(TO DO) Emit the entire listing verbatim.

========================================

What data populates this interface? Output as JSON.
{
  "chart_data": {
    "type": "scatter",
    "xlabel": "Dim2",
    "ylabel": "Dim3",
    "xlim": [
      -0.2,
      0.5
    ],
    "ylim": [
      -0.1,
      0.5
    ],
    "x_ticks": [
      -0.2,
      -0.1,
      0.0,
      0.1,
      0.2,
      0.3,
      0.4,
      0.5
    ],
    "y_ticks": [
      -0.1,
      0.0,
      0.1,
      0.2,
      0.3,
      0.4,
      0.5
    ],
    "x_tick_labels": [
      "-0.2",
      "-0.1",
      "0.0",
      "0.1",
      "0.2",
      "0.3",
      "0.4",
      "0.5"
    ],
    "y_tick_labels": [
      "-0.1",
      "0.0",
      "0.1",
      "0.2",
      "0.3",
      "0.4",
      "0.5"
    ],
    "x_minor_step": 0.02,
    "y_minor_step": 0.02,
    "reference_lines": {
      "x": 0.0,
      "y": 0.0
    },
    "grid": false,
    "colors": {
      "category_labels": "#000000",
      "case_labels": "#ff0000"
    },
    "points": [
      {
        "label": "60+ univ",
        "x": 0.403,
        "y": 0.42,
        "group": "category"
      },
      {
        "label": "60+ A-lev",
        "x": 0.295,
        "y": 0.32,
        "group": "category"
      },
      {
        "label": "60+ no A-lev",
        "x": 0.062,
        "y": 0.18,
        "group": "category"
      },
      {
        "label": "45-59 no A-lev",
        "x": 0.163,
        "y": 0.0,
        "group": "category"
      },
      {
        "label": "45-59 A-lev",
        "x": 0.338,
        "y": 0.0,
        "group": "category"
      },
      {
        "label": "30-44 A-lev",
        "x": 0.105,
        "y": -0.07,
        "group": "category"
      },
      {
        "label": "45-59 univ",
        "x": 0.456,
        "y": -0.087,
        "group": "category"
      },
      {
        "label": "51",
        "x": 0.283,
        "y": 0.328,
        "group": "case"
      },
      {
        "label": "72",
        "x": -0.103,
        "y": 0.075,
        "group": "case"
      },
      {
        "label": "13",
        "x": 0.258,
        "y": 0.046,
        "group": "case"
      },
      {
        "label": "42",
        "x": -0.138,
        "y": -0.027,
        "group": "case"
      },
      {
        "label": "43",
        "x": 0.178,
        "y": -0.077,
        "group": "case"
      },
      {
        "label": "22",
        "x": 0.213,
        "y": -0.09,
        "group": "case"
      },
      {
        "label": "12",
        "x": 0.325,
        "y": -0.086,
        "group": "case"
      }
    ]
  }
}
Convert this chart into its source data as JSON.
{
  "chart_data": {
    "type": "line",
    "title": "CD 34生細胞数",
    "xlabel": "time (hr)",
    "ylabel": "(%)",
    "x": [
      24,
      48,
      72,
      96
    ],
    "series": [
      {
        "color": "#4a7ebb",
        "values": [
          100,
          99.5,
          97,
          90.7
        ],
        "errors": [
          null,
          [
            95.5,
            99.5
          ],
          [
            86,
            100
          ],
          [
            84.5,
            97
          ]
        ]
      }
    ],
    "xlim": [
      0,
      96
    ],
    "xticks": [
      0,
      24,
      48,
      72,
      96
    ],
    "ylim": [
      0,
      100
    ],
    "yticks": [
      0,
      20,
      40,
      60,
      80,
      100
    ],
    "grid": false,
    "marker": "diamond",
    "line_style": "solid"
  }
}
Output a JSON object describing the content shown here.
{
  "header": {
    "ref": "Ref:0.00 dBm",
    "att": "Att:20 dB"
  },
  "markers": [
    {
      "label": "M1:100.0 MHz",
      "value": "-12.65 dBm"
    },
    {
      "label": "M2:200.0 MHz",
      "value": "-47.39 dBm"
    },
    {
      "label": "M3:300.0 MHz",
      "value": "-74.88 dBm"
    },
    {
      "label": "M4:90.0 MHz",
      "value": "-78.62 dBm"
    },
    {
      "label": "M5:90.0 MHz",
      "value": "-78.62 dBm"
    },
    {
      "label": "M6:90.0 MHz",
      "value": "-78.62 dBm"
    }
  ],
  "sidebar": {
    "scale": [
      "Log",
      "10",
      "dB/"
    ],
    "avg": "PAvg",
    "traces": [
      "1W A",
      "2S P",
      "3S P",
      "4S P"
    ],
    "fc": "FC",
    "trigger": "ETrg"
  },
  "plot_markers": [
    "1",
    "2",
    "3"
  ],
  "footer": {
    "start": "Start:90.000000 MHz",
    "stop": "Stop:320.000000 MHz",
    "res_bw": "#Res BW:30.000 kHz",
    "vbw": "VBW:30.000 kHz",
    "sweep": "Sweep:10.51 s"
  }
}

========================================

(RESULT FOR THIS EXERCISE)
What data populates this interface? Output as JSON.
{
  "chart_data": {
    "type": "scatter",
    "xlabel": "Dim2",
    "ylabel": "Dim3",
    "xlim": [
      -0.2,
      0.5
    ],
    "ylim": [
      -0.1,
      0.5
    ],
    "x_ticks": [
      -0.2,
      -0.1,
      0.0,
      0.1,
      0.2,
      0.3,
      0.4,
      0.5
    ],
    "y_ticks": [
      -0.1,
      0.0,
      0.1,
      0.2,
      0.3,
      0.4,
      0.5
    ],
    "x_tick_labels": [
      "-0.2",
      "-0.1",
      "0.0",
      "0.1",
      "0.2",
      "0.3",
      "0.4",
      "0.5"
    ],
    "y_tick_labels": [
      "-0.1",
      "0.0",
      "0.1",
      "0.2",
      "0.3",
      "0.4",
      "0.5"
    ],
    "x_minor_step": 0.02,
    "y_minor_step": 0.02,
    "reference_lines": {
      "x": 0.0,
      "y": 0.0
    },
    "grid": false,
    "colors": {
      "category_labels": "#000000",
      "case_labels": "#ff0000"
    },
    "points": [
      {
        "label": "60+ univ",
        "x": 0.403,
        "y": 0.42,
        "group": "category"
      },
      {
        "label": "60+ A-lev",
        "x": 0.295,
        "y": 0.32,
        "group": "category"
      },
      {
        "label": "60+ no A-lev",
        "x": 0.062,
        "y": 0.18,
        "group": "category"
      },
      {
        "label": "45-59 no A-lev",
        "x": 0.163,
        "y": 0.0,
        "group": "category"
      },
      {
        "label": "45-59 A-lev",
        "x": 0.338,
        "y": 0.0,
        "group": "category"
      },
      {
        "label": "30-44 A-lev",
        "x": 0.105,
        "y": -0.07,
        "group": "category"
      },
      {
        "label": "45-59 univ",
        "x": 0.456,
        "y": -0.087,
        "group": "category"
      },
      {
        "label": "51",
        "x": 0.283,
        "y": 0.328,
        "group": "case"
      },
      {
        "label": "72",
        "x": -0.103,
        "y": 0.075,
        "group": "case"
      },
      {
        "label": "13",
        "x": 0.258,
        "y": 0.046,
        "group": "case"
      },
      {
        "label": "42",
        "x": -0.138,
        "y": -0.027,
        "group": "case"
      },
      {
        "label": "43",
        "x": 0.178,
        "y": -0.077,
        "group": "case"
      },
      {
        "label": "22",
        "x": 0.213,
        "y": -0.09,
        "group": "case"
      },
      {
        "label": "12",
        "x": 0.325,
        "y": -0.086,
        "group": "case"
      }
    ]
  }
}
Convert this chart into its source data as JSON.
{
  "chart_data": {
    "type": "line",
    "title": "CD 34生細胞数",
    "xlabel": "time (hr)",
    "ylabel": "(%)",
    "x": [
      24,
      48,
      72,
      96
    ],
    "series": [
      {
        "color": "#4a7ebb",
        "values": [
          100,
          99.5,
          97,
          90.7
        ],
        "errors": [
          null,
          [
            95.5,
            99.5
          ],
          [
            86,
            100
          ],
          [
            84.5,
            97
          ]
        ]
      }
    ],
    "xlim": [
      0,
      96
    ],
    "xticks": [
      0,
      24,
      48,
      72,
      96
    ],
    "ylim": [
      0,
      100
    ],
    "yticks": [
      0,
      20,
      40,
      60,
      80,
      100
    ],
    "grid": false,
    "marker": "diamond",
    "line_style": "solid"
  }
}
Output a JSON object describing the content shown here.
{
  "header": {
    "ref": "Ref:0.00 dBm",
    "att": "Att:20 dB"
  },
  "markers": [
    {
      "label": "M1:100.0 MHz",
      "value": "-12.65 dBm"
    },
    {
      "label": "M2:200.0 MHz",
      "value": "-47.39 dBm"
    },
    {
      "label": "M3:300.0 MHz",
      "value": "-74.88 dBm"
    },
    {
      "label": "M4:90.0 MHz",
      "value": "-78.62 dBm"
    },
    {
      "label": "M5:90.0 MHz",
      "value": "-78.62 dBm"
    },
    {
      "label": "M6:90.0 MHz",
      "value": "-78.62 dBm"
    }
  ],
  "sidebar": {
    "scale": [
      "Log",
      "10",
      "dB/"
    ],
    "avg": "PAvg",
    "traces": [
      "1W A",
      "2S P",
      "3S P",
      "4S P"
    ],
    "fc": "FC",
    "trigger": "ETrg"
  },
  "plot_markers": [
    "1",
    "2",
    "3"
  ],
  "footer": {
    "start": "Start:90.000000 MHz",
    "stop": "Stop:320.000000 MHz",
    "res_bw": "#Res BW:30.000 kHz",
    "vbw": "VBW:30.000 kHz",
    "sweep": "Sweep:10.51 s"
  }
}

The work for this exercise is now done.